━━━ Données extraites

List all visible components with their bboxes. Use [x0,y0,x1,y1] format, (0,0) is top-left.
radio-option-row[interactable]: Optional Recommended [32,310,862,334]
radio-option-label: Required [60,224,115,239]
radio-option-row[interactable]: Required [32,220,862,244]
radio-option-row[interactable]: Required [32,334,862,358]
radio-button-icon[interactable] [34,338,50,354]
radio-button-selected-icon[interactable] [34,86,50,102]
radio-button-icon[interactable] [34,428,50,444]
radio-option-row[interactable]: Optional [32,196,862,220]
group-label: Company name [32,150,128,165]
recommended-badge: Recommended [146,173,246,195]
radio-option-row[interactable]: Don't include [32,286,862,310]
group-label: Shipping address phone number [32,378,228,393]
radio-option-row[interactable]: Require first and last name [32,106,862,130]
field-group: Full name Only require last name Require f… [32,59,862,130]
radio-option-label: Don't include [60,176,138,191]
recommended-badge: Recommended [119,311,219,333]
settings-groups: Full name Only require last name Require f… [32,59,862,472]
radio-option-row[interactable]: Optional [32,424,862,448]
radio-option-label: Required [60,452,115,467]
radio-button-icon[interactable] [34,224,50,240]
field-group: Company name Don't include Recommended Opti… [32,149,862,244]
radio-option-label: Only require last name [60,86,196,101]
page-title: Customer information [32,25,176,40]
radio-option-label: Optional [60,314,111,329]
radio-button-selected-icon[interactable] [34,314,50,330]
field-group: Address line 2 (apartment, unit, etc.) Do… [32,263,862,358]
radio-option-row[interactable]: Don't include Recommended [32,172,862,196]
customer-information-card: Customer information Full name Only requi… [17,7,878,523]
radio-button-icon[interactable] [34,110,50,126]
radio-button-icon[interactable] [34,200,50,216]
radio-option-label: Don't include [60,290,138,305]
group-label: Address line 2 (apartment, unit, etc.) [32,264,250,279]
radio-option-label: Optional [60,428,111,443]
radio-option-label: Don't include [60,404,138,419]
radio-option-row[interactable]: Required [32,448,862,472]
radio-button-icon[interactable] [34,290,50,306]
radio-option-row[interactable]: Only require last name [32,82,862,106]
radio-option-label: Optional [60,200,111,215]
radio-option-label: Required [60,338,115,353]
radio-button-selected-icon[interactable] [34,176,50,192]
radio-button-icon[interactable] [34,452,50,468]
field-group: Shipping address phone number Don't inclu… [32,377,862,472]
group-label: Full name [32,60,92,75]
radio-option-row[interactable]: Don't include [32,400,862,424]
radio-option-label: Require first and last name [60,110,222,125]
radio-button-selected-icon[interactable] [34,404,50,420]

━━━━━━

### Travail à faire
Rassemblez, s'il vous plaît, toutes les lignes des données ci-dessus qui contiennent la chaîne « Shipping ». Tenez compte de la casse.

### Corrigé de l'exercice
group-label: Shipping address phone number [32,378,228,393]
field-group: Shipping address phone number Don't inclu… [32,377,862,472]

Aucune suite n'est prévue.